Exercise goal » Some lines in the records below may hold the word "input"; give the number of those lines and nothing else.

====

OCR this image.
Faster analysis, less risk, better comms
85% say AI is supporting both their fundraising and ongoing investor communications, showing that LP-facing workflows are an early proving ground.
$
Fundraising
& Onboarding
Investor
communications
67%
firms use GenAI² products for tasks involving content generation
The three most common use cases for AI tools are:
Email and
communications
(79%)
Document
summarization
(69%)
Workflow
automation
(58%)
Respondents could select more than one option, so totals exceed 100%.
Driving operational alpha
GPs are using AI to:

====

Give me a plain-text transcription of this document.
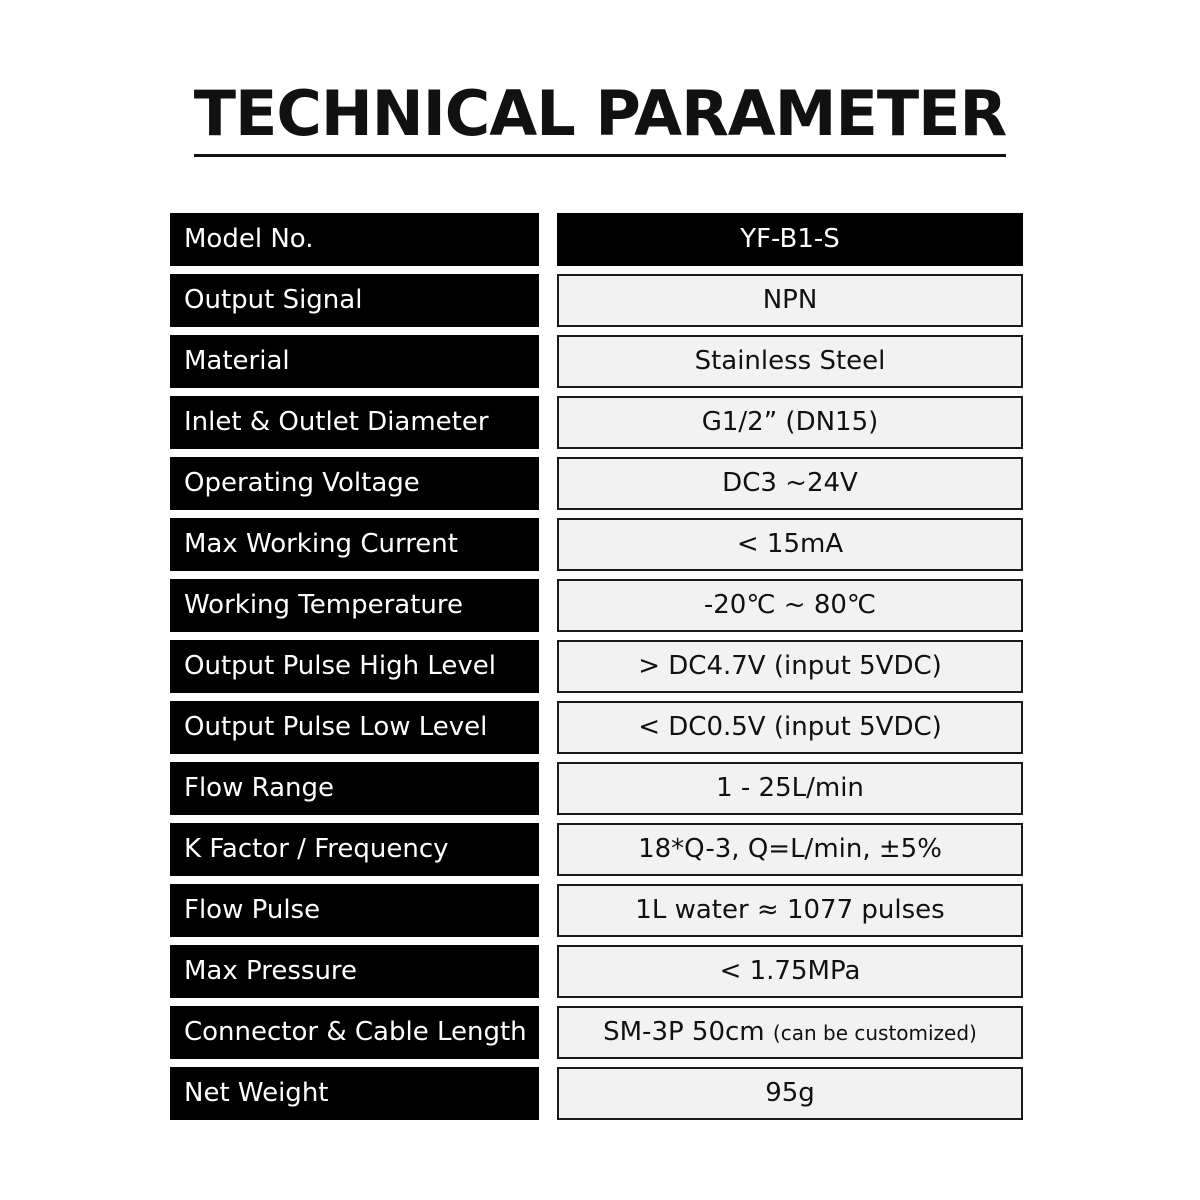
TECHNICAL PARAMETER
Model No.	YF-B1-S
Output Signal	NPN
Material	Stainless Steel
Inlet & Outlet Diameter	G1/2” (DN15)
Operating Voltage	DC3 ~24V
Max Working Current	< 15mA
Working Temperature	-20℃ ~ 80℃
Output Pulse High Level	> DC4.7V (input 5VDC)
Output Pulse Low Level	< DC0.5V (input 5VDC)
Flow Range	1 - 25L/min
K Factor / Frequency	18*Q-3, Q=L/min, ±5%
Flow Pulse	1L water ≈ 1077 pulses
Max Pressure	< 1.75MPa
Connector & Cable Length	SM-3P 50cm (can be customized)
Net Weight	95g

====

Right answer » 2